» DATA EXTRACT
..........
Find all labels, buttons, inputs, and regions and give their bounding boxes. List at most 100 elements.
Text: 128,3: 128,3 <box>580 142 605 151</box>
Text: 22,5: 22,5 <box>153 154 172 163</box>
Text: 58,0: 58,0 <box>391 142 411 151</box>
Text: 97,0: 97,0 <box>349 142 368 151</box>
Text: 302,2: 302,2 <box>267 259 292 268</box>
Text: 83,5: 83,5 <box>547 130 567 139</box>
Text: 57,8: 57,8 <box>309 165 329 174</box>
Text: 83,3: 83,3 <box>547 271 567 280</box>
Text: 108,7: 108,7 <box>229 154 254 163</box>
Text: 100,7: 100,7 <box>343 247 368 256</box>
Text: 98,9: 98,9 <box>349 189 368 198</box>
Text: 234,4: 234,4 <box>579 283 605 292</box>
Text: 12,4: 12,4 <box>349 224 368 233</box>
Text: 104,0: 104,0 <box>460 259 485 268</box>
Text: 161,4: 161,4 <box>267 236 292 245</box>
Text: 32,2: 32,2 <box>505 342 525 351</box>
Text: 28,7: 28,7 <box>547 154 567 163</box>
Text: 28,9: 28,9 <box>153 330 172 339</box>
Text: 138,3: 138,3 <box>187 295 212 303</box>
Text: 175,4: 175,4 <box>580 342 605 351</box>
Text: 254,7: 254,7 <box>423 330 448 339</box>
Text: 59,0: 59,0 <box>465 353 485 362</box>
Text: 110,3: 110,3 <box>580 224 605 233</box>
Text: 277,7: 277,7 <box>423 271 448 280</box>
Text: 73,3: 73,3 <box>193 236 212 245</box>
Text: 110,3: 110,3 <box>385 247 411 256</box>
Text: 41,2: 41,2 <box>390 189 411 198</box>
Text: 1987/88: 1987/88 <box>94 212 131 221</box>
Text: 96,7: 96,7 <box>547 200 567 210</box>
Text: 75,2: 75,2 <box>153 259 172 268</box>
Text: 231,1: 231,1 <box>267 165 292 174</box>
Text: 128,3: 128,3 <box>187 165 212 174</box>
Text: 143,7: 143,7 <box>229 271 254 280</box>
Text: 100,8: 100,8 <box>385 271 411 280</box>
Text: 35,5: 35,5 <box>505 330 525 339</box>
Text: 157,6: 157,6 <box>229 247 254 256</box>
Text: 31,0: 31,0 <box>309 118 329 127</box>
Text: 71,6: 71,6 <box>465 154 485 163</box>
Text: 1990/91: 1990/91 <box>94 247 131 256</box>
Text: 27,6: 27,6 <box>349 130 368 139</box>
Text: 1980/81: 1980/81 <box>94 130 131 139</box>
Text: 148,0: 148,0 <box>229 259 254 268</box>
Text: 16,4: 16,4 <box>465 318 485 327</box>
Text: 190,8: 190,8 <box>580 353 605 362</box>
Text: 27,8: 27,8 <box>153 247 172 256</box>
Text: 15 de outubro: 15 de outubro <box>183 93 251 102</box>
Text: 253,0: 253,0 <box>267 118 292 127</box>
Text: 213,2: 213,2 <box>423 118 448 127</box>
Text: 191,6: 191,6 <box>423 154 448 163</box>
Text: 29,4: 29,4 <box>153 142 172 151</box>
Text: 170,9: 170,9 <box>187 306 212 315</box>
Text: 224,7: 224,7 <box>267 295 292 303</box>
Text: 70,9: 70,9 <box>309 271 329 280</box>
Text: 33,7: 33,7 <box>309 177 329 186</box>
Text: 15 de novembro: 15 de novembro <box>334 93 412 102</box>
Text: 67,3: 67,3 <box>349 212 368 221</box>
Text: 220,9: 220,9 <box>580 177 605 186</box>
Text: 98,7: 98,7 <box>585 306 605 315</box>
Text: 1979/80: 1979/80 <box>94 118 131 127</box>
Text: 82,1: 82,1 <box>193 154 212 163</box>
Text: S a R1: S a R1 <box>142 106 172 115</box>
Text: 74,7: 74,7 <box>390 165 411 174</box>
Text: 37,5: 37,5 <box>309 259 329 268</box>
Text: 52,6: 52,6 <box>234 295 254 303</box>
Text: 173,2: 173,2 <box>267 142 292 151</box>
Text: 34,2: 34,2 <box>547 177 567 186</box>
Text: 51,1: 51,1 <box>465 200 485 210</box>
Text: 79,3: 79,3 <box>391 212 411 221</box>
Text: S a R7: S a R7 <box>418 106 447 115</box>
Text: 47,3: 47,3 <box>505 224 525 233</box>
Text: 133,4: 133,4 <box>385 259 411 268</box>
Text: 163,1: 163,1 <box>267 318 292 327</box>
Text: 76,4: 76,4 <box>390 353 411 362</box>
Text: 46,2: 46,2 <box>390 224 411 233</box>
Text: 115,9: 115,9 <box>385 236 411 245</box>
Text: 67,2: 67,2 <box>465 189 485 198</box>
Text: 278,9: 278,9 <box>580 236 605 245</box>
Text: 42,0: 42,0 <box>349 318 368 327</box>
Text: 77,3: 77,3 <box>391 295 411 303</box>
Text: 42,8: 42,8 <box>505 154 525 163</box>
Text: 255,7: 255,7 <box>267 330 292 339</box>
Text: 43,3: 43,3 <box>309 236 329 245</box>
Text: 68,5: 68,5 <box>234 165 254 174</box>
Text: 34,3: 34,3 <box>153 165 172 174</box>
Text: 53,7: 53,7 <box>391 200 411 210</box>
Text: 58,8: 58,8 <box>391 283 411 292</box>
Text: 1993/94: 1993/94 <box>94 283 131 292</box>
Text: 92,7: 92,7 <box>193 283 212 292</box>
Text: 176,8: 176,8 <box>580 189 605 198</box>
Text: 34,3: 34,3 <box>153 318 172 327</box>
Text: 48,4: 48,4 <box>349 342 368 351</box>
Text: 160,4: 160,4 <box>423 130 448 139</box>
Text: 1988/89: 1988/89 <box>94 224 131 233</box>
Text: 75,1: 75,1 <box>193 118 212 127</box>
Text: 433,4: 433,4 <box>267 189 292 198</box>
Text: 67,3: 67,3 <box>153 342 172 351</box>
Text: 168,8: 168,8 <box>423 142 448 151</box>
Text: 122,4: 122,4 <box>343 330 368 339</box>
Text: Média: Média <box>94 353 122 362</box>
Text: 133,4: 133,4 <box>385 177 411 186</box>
..........
» PROBLEM STATEMENT
Lay out the entries above as a Markdown table with two columns, No. and Line. Give each non-blank line its own row with a row number, and skip blank lines.

» ANSWER TO THIS TASK
| No. | Line |
|---|---|
| 1 | Find all labels, buttons, inputs, and regions and give their bounding boxes. List at most 100 elements. |
| 2 | Text: 128,3: 128,3 <box>580 142 605 151</box> |
| 3 | Text: 22,5: 22,5 <box>153 154 172 163</box> |
| 4 | Text: 58,0: 58,0 <box>391 142 411 151</box> |
| 5 | Text: 97,0: 97,0 <box>349 142 368 151</box> |
| 6 | Text: 302,2: 302,2 <box>267 259 292 268</box> |
| 7 | Text: 83,5: 83,5 <box>547 130 567 139</box> |
| 8 | Text: 57,8: 57,8 <box>309 165 329 174</box> |
| 9 | Text: 83,3: 83,3 <box>547 271 567 280</box> |
| 10 | Text: 108,7: 108,7 <box>229 154 254 163</box> |
| 11 | Text: 100,7: 100,7 <box>343 247 368 256</box> |
| 12 | Text: 98,9: 98,9 <box>349 189 368 198</box> |
| 13 | Text: 234,4: 234,4 <box>579 283 605 292</box> |
| 14 | Text: 12,4: 12,4 <box>349 224 368 233</box> |
| 15 | Text: 104,0: 104,0 <box>460 259 485 268</box> |
| 16 | Text: 161,4: 161,4 <box>267 236 292 245</box> |
| 17 | Text: 32,2: 32,2 <box>505 342 525 351</box> |
| 18 | Text: 28,7: 28,7 <box>547 154 567 163</box> |
| 19 | Text: 28,9: 28,9 <box>153 330 172 339</box> |
| 20 | Text: 138,3: 138,3 <box>187 295 212 303</box> |
| 21 | Text: 175,4: 175,4 <box>580 342 605 351</box> |
| 22 | Text: 254,7: 254,7 <box>423 330 448 339</box> |
| 23 | Text: 59,0: 59,0 <box>465 353 485 362</box> |
| 24 | Text: 110,3: 110,3 <box>580 224 605 233</box> |
| 25 | Text: 277,7: 277,7 <box>423 271 448 280</box> |
| 26 | Text: 73,3: 73,3 <box>193 236 212 245</box> |
| 27 | Text: 110,3: 110,3 <box>385 247 411 256</box> |
| 28 | Text: 41,2: 41,2 <box>390 189 411 198</box> |
| 29 | Text: 1987/88: 1987/88 <box>94 212 131 221</box> |
| 30 | Text: 96,7: 96,7 <box>547 200 567 210</box> |
| 31 | Text: 75,2: 75,2 <box>153 259 172 268</box> |
| 32 | Text: 231,1: 231,1 <box>267 165 292 174</box> |
| 33 | Text: 128,3: 128,3 <box>187 165 212 174</box> |
| 34 | Text: 143,7: 143,7 <box>229 271 254 280</box> |
| 35 | Text: 100,8: 100,8 <box>385 271 411 280</box> |
| 36 | Text: 35,5: 35,5 <box>505 330 525 339</box> |
| 37 | Text: 157,6: 157,6 <box>229 247 254 256</box> |
| 38 | Text: 31,0: 31,0 <box>309 118 329 127</box> |
| 39 | Text: 71,6: 71,6 <box>465 154 485 163</box> |
| 40 | Text: 1990/91: 1990/91 <box>94 247 131 256</box> |
| 41 | Text: 27,6: 27,6 <box>349 130 368 139</box> |
| 42 | Text: 1980/81: 1980/81 <box>94 130 131 139</box> |
| 43 | Text: 148,0: 148,0 <box>229 259 254 268</box> |
| 44 | Text: 16,4: 16,4 <box>465 318 485 327</box> |
| 45 | Text: 190,8: 190,8 <box>580 353 605 362</box> |
| 46 | Text: 27,8: 27,8 <box>153 247 172 256</box> |
| 47 | Text: 15 de outubro: 15 de outubro <box>183 93 251 102</box> |
| 48 | Text: 253,0: 253,0 <box>267 118 292 127</box> |
| 49 | Text: 213,2: 213,2 <box>423 118 448 127</box> |
| 50 | Text: 191,6: 191,6 <box>423 154 448 163</box> |
| 51 | Text: 29,4: 29,4 <box>153 142 172 151</box> |
| 52 | Text: 170,9: 170,9 <box>187 306 212 315</box> |
| 53 | Text: 224,7: 224,7 <box>267 295 292 303</box> |
| 54 | Text: 70,9: 70,9 <box>309 271 329 280</box> |
| 55 | Text: 33,7: 33,7 <box>309 177 329 186</box> |
| 56 | Text: 15 de novembro: 15 de novembro <box>334 93 412 102</box> |
| 57 | Text: 67,3: 67,3 <box>349 212 368 221</box> |
| 58 | Text: 220,9: 220,9 <box>580 177 605 186</box> |
| 59 | Text: 98,7: 98,7 <box>585 306 605 315</box> |
| 60 | Text: 1979/80: 1979/80 <box>94 118 131 127</box> |
| 61 | Text: 82,1: 82,1 <box>193 154 212 163</box> |
| 62 | Text: S a R1: S a R1 <box>142 106 172 115</box> |
| 63 | Text: 74,7: 74,7 <box>390 165 411 174</box> |
| 64 | Text: 37,5: 37,5 <box>309 259 329 268</box> |
| 65 | Text: 52,6: 52,6 <box>234 295 254 303</box> |
| 66 | Text: 173,2: 173,2 <box>267 142 292 151</box> |
| 67 | Text: 34,2: 34,2 <box>547 177 567 186</box> |
| 68 | Text: 51,1: 51,1 <box>465 200 485 210</box> |
| 69 | Text: 79,3: 79,3 <box>391 212 411 221</box> |
| 70 | Text: S a R7: S a R7 <box>418 106 447 115</box> |
| 71 | Text: 47,3: 47,3 <box>505 224 525 233</box> |
| 72 | Text: 133,4: 133,4 <box>385 259 411 268</box> |
| 73 | Text: 163,1: 163,1 <box>267 318 292 327</box> |
| 74 | Text: 76,4: 76,4 <box>390 353 411 362</box> |
| 75 | Text: 46,2: 46,2 <box>390 224 411 233</box> |
| 76 | Text: 115,9: 115,9 <box>385 236 411 245</box> |
| 77 | Text: 67,2: 67,2 <box>465 189 485 198</box> |
| 78 | Text: 278,9: 278,9 <box>580 236 605 245</box> |
| 79 | Text: 42,0: 42,0 <box>349 318 368 327</box> |
| 80 | Text: 77,3: 77,3 <box>391 295 411 303</box> |
| 81 | Text: 42,8: 42,8 <box>505 154 525 163</box> |
| 82 | Text: 255,7: 255,7 <box>267 330 292 339</box> |
| 83 | Text: 43,3: 43,3 <box>309 236 329 245</box> |
| 84 | Text: 68,5: 68,5 <box>234 165 254 174</box> |
| 85 | Text: 34,3: 34,3 <box>153 165 172 174</box> |
| 86 | Text: 53,7: 53,7 <box>391 200 411 210</box> |
| 87 | Text: 58,8: 58,8 <box>391 283 411 292</box> |
| 88 | Text: 1993/94: 1993/94 <box>94 283 131 292</box> |
| 89 | Text: 92,7: 92,7 <box>193 283 212 292</box> |
| 90 | Text: 176,8: 176,8 <box>580 189 605 198</box> |
| 91 | Text: 34,3: 34,3 <box>153 318 172 327</box> |
| 92 | Text: 48,4: 48,4 <box>349 342 368 351</box> |
| 93 | Text: 160,4: 160,4 <box>423 130 448 139</box> |
| 94 | Text: 1988/89: 1988/89 <box>94 224 131 233</box> |
| 95 | Text: 75,1: 75,1 <box>193 118 212 127</box> |
| 96 | Text: 433,4: 433,4 <box>267 189 292 198</box> |
| 97 | Text: 67,3: 67,3 <box>153 342 172 351</box> |
| 98 | Text: 168,8: 168,8 <box>423 142 448 151</box> |
| 99 | Text: 122,4: 122,4 <box>343 330 368 339</box> |
| 100 | Text: Média: Média <box>94 353 122 362</box> |
| 101 | Text: 133,4: 133,4 <box>385 177 411 186</box> |